Instructions to follow: Repeat, exactly and completely, the entries shown underneath.

----- Data records -----

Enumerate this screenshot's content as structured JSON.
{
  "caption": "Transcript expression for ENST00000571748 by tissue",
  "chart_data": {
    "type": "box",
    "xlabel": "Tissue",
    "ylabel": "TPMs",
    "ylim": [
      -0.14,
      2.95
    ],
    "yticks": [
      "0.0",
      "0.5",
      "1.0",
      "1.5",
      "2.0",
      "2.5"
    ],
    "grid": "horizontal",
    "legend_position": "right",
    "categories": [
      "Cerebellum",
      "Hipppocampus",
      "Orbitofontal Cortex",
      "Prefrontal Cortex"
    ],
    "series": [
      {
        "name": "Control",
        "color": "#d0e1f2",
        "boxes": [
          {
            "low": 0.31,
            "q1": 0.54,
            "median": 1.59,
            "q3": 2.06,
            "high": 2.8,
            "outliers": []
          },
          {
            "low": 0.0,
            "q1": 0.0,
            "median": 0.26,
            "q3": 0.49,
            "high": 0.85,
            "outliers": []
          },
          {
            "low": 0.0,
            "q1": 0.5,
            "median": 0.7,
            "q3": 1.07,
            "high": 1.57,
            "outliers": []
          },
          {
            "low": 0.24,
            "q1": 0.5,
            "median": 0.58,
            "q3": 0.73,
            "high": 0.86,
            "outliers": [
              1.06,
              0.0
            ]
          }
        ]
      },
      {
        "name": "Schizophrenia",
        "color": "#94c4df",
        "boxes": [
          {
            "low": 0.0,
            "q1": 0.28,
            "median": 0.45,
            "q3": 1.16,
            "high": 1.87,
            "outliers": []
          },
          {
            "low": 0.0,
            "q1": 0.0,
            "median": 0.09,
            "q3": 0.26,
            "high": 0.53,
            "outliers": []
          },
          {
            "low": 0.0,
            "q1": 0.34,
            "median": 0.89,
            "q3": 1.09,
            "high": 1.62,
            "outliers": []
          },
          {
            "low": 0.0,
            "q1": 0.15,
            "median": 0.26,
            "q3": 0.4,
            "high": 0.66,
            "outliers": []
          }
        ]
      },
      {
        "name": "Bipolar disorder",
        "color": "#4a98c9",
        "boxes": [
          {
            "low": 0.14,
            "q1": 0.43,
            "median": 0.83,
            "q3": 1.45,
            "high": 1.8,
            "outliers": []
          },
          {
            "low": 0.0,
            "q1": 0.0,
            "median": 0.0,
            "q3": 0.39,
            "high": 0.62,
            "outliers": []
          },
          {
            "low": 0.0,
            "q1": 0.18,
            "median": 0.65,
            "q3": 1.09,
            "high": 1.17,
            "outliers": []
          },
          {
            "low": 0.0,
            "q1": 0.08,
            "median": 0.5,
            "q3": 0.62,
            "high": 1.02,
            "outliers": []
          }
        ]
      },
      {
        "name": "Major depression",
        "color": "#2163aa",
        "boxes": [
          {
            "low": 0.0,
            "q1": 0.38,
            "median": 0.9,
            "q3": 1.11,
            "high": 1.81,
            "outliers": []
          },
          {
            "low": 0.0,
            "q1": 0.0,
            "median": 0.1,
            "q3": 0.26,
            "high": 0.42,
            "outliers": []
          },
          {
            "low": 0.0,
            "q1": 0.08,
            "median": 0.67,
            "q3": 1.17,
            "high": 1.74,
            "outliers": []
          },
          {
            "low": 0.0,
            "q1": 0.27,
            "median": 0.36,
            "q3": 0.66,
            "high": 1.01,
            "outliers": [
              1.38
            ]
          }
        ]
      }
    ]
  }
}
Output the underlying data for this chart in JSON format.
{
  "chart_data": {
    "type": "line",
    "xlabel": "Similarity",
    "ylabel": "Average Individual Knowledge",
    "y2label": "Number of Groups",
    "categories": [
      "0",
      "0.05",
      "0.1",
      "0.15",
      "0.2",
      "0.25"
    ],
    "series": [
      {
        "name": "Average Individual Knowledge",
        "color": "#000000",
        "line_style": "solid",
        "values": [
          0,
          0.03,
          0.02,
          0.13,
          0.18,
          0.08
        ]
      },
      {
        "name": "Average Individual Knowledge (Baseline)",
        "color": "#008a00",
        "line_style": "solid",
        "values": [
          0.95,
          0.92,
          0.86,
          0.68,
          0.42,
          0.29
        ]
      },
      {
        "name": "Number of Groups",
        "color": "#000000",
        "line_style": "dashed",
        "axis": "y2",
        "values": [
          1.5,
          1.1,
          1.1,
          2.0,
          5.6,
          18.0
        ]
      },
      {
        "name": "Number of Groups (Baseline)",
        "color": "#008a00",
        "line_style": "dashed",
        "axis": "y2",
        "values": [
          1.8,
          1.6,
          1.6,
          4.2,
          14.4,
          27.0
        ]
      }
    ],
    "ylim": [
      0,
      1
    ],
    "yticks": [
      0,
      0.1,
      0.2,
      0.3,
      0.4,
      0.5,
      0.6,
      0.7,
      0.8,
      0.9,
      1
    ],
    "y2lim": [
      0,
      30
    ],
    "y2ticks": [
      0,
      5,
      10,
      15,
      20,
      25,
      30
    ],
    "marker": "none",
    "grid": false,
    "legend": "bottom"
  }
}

-----

Written reply:
Enumerate this screenshot's content as structured JSON.
{
  "caption": "Transcript expression for ENST00000571748 by tissue",
  "chart_data": {
    "type": "box",
    "xlabel": "Tissue",
    "ylabel": "TPMs",
    "ylim": [
      -0.14,
      2.95
    ],
    "yticks": [
      "0.0",
      "0.5",
      "1.0",
      "1.5",
      "2.0",
      "2.5"
    ],
    "grid": "horizontal",
    "legend_position": "right",
    "categories": [
      "Cerebellum",
      "Hipppocampus",
      "Orbitofontal Cortex",
      "Prefrontal Cortex"
    ],
    "series": [
      {
        "name": "Control",
        "color": "#d0e1f2",
        "boxes": [
          {
            "low": 0.31,
            "q1": 0.54,
            "median": 1.59,
            "q3": 2.06,
            "high": 2.8,
            "outliers": []
          },
          {
            "low": 0.0,
            "q1": 0.0,
            "median": 0.26,
            "q3": 0.49,
            "high": 0.85,
            "outliers": []
          },
          {
            "low": 0.0,
            "q1": 0.5,
            "median": 0.7,
            "q3": 1.07,
            "high": 1.57,
            "outliers": []
          },
          {
            "low": 0.24,
            "q1": 0.5,
            "median": 0.58,
            "q3": 0.73,
            "high": 0.86,
            "outliers": [
              1.06,
              0.0
            ]
          }
        ]
      },
      {
        "name": "Schizophrenia",
        "color": "#94c4df",
        "boxes": [
          {
            "low": 0.0,
            "q1": 0.28,
            "median": 0.45,
            "q3": 1.16,
            "high": 1.87,
            "outliers": []
          },
          {
            "low": 0.0,
            "q1": 0.0,
            "median": 0.09,
            "q3": 0.26,
            "high": 0.53,
            "outliers": []
          },
          {
            "low": 0.0,
            "q1": 0.34,
            "median": 0.89,
            "q3": 1.09,
            "high": 1.62,
            "outliers": []
          },
          {
            "low": 0.0,
            "q1": 0.15,
            "median": 0.26,
            "q3": 0.4,
            "high": 0.66,
            "outliers": []
          }
        ]
      },
      {
        "name": "Bipolar disorder",
        "color": "#4a98c9",
        "boxes": [
          {
            "low": 0.14,
            "q1": 0.43,
            "median": 0.83,
            "q3": 1.45,
            "high": 1.8,
            "outliers": []
          },
          {
            "low": 0.0,
            "q1": 0.0,
            "median": 0.0,
            "q3": 0.39,
            "high": 0.62,
            "outliers": []
          },
          {
            "low": 0.0,
            "q1": 0.18,
            "median": 0.65,
            "q3": 1.09,
            "high": 1.17,
            "outliers": []
          },
          {
            "low": 0.0,
            "q1": 0.08,
            "median": 0.5,
            "q3": 0.62,
            "high": 1.02,
            "outliers": []
          }
        ]
      },
      {
        "name": "Major depression",
        "color": "#2163aa",
        "boxes": [
          {
            "low": 0.0,
            "q1": 0.38,
            "median": 0.9,
            "q3": 1.11,
            "high": 1.81,
            "outliers": []
          },
          {
            "low": 0.0,
            "q1": 0.0,
            "median": 0.1,
            "q3": 0.26,
            "high": 0.42,
            "outliers": []
          },
          {
            "low": 0.0,
            "q1": 0.08,
            "median": 0.67,
            "q3": 1.17,
            "high": 1.74,
            "outliers": []
          },
          {
            "low": 0.0,
            "q1": 0.27,
            "median": 0.36,
            "q3": 0.66,
            "high": 1.01,
            "outliers": [
              1.38
            ]
          }
        ]
      }
    ]
  }
}
Output the underlying data for this chart in JSON format.
{
  "chart_data": {
    "type": "line",
    "xlabel": "Similarity",
    "ylabel": "Average Individual Knowledge",
    "y2label": "Number of Groups",
    "categories": [
      "0",
      "0.05",
      "0.1",
      "0.15",
      "0.2",
      "0.25"
    ],
    "series": [
      {
        "name": "Average Individual Knowledge",
        "color": "#000000",
        "line_style": "solid",
        "values": [
          0,
          0.03,
          0.02,
          0.13,
          0.18,
          0.08
        ]
      },
      {
        "name": "Average Individual Knowledge (Baseline)",
        "color": "#008a00",
        "line_style": "solid",
        "values": [
          0.95,
          0.92,
          0.86,
          0.68,
          0.42,
          0.29
        ]
      },
      {
        "name": "Number of Groups",
        "color": "#000000",
        "line_style": "dashed",
        "axis": "y2",
        "values": [
          1.5,
          1.1,
          1.1,
          2.0,
          5.6,
          18.0
        ]
      },
      {
        "name": "Number of Groups (Baseline)",
        "color": "#008a00",
        "line_style": "dashed",
        "axis": "y2",
        "values": [
          1.8,
          1.6,
          1.6,
          4.2,
          14.4,
          27.0
        ]
      }
    ],
    "ylim": [
      0,
      1
    ],
    "yticks": [
      0,
      0.1,
      0.2,
      0.3,
      0.4,
      0.5,
      0.6,
      0.7,
      0.8,
      0.9,
      1
    ],
    "y2lim": [
      0,
      30
    ],
    "y2ticks": [
      0,
      5,
      10,
      15,
      20,
      25,
      30
    ],
    "marker": "none",
    "grid": false,
    "legend": "bottom"
  }
}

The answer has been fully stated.